WORK REQUEST 1: From the H80i GT cooler review, return the passage that begins with the words containing "After the great" and ends with "warranty from Corsair.", copied word for word.
WORK REQUEST 2: List the feature headings that the H80i GT cooler review gives in its Features section.
WORK REQUEST 3: Summarize the H80i GT cooler review in two sentences.

# Corsair Hydro Series H80i GT CPU Cooler Review



## rakesh_sharma23 (May 30, 2015)

*Corsair Hydro Series H80i GT CPU Cooler Review*


*www.pctekindia.com/Reviews/H80IGT/H80iGT.jpg


After the great success of its All-In-One (AIO) liquid cooler H80i, Corsair announced an updated version of H80i cooler with a new design and a higher efficiency radiator. The Corsair Hydro Series H80i GT, a high performance 120mm radiators all-in-one liquid CPU cooler. Featuring dual SP120L PWM 120mm fans, a 49mm thick high efficiency radiator, braided tubes and it is Corsair Link compatible, allowing user to  customize cooling performance, monitor system temperature, and change the color of the RGB Corsair logo LED lighting present on the CPU Block. Above all a five years warranty from Corsair.
Now let’s see what Corsair H80i GT CPU Cooler have for us.


*Features*
*www.pctekindia.com/Reviews/H80IGT/01.jpg


 Extra-thick radiator  - The 120mm radiator works with standard 120mm fan mounts for wide compatibility, but has a depth of 49mm for increased cooling surface area and faster, more efficient cooling.
*www.pctekindia.com/Reviews/H80IGT/02.jpg
 Customized cooling performance - You can select the speed of the dual SP120L PWM fans via the Corsair Link control panel or any standard fan speed utility. And, you have options: use just one fan to save space, or install both in a push-pull configuration for extra cooling efficiency.
*www.pctekindia.com/Reviews/H80IGT/03.jpg
Built-in Corsair Link - Attach the included Corsair Link cable to a USB header on your motherboard and download the free Corsair Link software to unlock even more power. You can customize cooling performance, monitor coolant and CPU temperatures, and change the color of the RGB LED lighting from the default white to match your system or to change color based on temperature readings and other inputs.
*www.pctekindia.com/Reviews/H80IGT/04.jpg
High-performance CPU cooling made simple - The H80i GT is a closed loop design that comes pre-filled. It includes a modular, tool-free mounting bracket for faster installation, and it features improved coldplate and pump designs for highly tuned efficiency.
*www.pctekindia.com/Reviews/H80IGT/05.jpg



*Specifications* 
*www.pctekindia.com/Reviews/H80IGT/06.jpg
*www.pctekindia.com/Reviews/H80IGT/07.jpg


*Package*
 Corsair H80i GT comes in similar packing as H08i but instead of red-black-white colour theme Corsair decided to use a blue-black-white theme for this, with product image in front  and few paragraph describing features on back side.

MATERIAL SHOWN:
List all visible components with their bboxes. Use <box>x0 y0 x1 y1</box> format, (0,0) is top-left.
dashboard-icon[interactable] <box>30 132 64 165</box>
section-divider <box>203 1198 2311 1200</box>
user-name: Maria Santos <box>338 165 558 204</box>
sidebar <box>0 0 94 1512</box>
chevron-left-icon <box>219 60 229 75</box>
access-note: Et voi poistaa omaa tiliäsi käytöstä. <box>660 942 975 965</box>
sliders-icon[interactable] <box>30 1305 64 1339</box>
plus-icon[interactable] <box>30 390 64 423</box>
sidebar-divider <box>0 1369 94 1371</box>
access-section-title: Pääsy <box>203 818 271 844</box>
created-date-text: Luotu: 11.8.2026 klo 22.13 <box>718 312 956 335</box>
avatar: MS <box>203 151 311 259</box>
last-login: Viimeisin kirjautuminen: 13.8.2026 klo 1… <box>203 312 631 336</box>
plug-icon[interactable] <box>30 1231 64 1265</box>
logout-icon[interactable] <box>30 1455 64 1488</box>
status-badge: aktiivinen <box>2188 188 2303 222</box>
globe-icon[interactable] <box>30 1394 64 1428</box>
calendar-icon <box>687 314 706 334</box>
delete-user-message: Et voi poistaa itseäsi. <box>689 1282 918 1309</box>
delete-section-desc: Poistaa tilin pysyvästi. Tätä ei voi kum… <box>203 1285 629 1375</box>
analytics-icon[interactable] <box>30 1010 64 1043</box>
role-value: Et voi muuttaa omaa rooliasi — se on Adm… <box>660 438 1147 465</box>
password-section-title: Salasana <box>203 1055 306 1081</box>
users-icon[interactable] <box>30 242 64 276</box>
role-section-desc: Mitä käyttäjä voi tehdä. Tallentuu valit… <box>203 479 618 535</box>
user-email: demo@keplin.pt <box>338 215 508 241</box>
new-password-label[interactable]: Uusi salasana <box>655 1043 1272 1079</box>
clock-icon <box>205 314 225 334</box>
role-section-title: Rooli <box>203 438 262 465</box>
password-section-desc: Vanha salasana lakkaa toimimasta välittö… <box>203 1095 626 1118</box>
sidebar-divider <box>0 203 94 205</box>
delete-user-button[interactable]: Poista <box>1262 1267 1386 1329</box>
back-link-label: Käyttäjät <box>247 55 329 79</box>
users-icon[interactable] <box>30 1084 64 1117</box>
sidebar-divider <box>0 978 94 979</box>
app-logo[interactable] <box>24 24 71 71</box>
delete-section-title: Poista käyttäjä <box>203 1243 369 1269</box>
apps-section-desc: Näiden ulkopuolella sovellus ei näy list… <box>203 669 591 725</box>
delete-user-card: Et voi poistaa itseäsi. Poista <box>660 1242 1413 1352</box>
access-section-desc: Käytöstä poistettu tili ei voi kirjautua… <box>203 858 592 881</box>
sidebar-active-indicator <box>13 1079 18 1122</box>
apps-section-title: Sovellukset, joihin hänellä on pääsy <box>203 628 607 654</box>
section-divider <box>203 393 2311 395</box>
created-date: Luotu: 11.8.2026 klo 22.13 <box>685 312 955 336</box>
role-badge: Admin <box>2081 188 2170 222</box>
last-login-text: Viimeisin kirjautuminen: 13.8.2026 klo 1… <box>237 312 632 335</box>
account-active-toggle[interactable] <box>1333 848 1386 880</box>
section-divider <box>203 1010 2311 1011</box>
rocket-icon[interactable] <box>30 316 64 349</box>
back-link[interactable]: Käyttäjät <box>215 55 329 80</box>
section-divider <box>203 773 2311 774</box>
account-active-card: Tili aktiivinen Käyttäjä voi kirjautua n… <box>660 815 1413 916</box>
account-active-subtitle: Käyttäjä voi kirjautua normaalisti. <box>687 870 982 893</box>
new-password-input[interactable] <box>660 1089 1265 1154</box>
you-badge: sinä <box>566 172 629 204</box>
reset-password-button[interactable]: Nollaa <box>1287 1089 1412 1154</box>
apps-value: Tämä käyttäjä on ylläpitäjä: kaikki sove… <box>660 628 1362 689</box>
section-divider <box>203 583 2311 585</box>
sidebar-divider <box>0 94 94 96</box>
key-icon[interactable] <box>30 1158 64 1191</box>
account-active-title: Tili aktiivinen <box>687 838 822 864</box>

TASK ANSWER 1:
After the great success of its All-In-One (AIO) liquid cooler H80i, Corsair announced an updated version of H80i cooler with a new design and a higher efficiency radiator. The Corsair Hydro Series H80i GT, a high performance 120mm radiators all-in-one liquid CPU cooler. Featuring dual SP120L PWM 120mm fans, a 49mm thick high efficiency radiator, braided tubes and it is Corsair Link compatible, allowing user to  customize cooling performance, monitor system temperature, and change the color of the RGB Corsair logo LED lighting present on the CPU Block. Above all a five years warranty from Corsair.

TASK ANSWER 2:
Extra-thick radiator
Customized cooling performance
Built-in Corsair Link
High-performance CPU cooling made simple

TASK ANSWER 3: The Corsair Hydro Series H80i GT is an updated all-in-one liquid CPU cooler with a 49mm-thick 120mm radiator, dual SP120L PWM fans, braided tubes and a five-year warranty. It is Corsair Link compatible for customizing cooling, monitoring temperatures and changing the LED color, comes pre-filled as a closed loop with a tool-free mounting bracket, and ships in a blue-black-white box.